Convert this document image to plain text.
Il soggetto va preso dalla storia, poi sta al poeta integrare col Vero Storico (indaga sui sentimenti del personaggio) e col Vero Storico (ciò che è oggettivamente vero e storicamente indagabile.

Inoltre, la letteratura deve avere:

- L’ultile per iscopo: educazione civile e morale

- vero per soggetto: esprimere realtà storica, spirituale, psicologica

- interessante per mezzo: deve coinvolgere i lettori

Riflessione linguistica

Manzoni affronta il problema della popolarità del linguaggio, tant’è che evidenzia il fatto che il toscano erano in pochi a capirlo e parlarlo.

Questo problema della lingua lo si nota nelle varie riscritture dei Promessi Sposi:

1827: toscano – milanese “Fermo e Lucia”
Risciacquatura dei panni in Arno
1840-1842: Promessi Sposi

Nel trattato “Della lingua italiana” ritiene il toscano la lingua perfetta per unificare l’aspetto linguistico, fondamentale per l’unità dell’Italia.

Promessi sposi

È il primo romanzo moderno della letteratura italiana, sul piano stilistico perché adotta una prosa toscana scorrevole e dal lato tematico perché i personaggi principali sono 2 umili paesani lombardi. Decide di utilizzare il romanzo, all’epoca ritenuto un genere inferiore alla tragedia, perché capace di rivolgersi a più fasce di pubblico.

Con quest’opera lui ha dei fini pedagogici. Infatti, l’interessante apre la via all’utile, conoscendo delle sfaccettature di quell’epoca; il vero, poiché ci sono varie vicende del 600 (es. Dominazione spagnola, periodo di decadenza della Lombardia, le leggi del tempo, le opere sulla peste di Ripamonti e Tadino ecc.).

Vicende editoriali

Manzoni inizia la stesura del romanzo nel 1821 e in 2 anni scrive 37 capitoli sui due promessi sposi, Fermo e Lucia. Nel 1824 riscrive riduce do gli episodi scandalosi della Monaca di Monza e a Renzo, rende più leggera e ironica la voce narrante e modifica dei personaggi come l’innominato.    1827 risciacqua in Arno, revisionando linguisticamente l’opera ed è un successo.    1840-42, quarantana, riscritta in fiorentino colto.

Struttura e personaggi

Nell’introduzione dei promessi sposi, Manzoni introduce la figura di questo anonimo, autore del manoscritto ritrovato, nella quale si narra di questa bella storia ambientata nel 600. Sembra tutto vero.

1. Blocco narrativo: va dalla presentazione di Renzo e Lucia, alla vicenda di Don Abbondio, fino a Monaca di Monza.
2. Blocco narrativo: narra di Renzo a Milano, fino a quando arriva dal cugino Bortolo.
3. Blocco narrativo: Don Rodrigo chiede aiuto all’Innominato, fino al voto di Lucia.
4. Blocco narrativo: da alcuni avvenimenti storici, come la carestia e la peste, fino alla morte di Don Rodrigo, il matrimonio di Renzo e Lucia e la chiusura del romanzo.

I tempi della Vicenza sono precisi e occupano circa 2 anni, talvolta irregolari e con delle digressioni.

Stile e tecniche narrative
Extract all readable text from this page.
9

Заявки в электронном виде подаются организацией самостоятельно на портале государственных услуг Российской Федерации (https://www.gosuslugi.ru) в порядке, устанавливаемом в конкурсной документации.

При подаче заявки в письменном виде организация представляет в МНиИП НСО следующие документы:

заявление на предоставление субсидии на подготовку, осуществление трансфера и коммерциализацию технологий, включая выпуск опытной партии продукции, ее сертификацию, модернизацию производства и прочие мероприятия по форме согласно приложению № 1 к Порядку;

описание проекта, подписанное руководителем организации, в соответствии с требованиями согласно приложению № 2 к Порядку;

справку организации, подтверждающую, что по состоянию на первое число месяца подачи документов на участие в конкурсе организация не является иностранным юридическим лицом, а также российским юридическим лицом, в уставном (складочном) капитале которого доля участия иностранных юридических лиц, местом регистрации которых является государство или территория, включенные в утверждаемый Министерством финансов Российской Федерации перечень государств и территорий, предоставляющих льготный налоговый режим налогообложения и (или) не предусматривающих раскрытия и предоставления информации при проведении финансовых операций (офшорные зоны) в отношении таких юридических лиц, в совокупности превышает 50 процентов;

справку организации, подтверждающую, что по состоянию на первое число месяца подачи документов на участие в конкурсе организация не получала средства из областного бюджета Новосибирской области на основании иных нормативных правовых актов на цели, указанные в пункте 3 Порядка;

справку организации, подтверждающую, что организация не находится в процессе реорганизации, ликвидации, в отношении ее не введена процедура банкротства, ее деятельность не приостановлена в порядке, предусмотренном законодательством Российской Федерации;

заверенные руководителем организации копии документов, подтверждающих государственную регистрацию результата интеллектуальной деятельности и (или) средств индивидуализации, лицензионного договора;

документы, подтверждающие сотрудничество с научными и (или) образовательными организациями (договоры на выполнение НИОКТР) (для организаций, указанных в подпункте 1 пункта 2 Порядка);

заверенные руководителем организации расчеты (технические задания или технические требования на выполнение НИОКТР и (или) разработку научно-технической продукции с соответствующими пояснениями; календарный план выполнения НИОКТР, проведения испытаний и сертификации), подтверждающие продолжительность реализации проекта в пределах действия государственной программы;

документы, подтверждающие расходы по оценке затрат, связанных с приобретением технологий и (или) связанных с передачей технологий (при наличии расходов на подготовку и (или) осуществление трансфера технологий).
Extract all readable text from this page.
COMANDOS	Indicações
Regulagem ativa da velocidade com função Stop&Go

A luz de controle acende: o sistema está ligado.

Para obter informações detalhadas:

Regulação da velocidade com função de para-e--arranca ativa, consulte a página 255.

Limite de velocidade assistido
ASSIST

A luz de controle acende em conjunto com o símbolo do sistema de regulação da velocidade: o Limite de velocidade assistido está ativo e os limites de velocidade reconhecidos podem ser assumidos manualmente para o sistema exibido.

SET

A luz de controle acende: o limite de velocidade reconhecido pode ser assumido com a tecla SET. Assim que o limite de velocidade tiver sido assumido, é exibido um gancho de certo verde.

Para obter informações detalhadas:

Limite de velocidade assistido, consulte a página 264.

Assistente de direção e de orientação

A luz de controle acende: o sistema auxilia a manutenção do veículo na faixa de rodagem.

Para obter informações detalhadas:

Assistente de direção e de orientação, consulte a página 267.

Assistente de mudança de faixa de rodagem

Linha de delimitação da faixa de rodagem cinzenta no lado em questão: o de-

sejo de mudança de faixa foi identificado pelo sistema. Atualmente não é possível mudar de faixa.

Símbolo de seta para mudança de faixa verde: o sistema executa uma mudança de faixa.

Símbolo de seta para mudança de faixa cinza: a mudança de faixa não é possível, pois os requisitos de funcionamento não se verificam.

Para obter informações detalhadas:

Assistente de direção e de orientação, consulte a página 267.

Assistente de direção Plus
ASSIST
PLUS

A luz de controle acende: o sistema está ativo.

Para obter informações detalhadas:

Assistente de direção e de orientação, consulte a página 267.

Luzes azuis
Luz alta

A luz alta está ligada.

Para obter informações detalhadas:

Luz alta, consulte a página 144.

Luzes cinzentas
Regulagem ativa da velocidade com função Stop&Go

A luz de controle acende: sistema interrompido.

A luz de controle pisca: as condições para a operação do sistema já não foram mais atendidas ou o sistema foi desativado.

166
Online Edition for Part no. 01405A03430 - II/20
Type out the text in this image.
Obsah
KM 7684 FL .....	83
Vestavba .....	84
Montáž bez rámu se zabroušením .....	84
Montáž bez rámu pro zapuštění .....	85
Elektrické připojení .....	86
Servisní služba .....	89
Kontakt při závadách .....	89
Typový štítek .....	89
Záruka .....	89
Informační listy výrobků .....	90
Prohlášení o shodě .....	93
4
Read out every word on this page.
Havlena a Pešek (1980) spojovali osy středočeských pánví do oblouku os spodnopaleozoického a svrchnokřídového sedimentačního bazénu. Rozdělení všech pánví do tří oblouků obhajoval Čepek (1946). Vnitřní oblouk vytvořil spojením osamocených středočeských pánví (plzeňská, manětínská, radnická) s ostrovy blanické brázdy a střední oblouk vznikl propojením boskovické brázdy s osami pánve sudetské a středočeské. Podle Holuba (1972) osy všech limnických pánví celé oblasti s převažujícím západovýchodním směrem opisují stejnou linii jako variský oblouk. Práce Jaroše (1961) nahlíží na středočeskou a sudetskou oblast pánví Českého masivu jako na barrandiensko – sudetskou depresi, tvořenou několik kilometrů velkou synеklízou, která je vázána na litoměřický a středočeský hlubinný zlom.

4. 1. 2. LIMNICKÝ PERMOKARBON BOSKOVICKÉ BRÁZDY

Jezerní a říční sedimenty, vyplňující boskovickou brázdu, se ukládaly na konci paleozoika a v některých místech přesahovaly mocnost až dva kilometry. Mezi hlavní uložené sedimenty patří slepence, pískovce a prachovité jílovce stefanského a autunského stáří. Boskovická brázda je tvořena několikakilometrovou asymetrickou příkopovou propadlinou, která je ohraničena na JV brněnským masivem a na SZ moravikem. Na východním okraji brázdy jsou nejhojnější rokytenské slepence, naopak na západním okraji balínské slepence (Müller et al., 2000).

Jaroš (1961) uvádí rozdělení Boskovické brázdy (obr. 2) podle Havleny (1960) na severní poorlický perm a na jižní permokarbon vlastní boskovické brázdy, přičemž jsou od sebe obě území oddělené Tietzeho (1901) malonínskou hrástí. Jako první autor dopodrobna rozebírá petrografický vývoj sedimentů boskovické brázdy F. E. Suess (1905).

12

==========

Written problem: Pull out each line containing the word "rodagem" and copy it.

Result:
A luz de controle acende: o sistema auxilia a manutenção do veículo na faixa de rodagem.
Assistente de mudança de faixa de rodagem
Linha de delimitação da faixa de rodagem cinzenta no lado em questão: o de-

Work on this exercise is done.